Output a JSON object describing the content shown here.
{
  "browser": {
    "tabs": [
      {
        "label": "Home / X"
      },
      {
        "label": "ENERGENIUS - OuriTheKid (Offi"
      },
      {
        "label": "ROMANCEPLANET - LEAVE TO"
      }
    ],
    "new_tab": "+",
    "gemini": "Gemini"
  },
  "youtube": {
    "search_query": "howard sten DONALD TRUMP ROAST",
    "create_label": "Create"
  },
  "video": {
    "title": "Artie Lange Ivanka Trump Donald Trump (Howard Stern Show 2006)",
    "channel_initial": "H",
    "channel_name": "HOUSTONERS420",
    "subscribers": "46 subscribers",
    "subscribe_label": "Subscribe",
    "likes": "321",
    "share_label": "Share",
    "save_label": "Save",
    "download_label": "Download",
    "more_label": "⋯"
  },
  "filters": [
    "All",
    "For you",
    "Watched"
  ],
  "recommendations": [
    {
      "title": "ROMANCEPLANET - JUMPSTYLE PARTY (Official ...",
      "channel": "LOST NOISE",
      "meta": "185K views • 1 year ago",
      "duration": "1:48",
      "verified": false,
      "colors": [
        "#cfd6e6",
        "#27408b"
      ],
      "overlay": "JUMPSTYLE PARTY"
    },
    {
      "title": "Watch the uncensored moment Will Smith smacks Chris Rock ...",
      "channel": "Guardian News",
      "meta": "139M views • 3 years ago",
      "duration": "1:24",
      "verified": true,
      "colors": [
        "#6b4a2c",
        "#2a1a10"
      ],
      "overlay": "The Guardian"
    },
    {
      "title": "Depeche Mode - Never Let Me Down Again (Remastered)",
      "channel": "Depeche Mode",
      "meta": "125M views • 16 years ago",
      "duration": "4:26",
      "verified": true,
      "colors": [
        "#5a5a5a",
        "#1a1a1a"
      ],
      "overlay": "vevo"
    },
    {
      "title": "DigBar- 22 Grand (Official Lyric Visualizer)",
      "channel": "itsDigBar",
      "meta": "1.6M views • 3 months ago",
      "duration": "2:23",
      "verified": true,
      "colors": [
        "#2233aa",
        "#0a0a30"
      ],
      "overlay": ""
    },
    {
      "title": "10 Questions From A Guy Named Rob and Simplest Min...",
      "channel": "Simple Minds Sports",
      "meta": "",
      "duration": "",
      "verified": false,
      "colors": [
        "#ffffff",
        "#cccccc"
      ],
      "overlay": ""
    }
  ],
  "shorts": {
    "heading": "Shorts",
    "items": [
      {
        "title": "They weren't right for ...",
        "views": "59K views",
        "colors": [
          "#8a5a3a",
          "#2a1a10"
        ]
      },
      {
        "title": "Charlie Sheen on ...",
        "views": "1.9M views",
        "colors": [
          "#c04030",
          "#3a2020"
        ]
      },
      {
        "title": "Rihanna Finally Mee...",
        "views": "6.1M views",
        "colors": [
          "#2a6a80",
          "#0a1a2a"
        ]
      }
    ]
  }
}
· · · ·
Given request — Copy out each line in the preceding records that contains "ROMANCEPLANET".

Answer to this problem —
        "label": "ROMANCEPLANET - LEAVE TO"
      "title": "ROMANCEPLANET - JUMPSTYLE PARTY (Official ...",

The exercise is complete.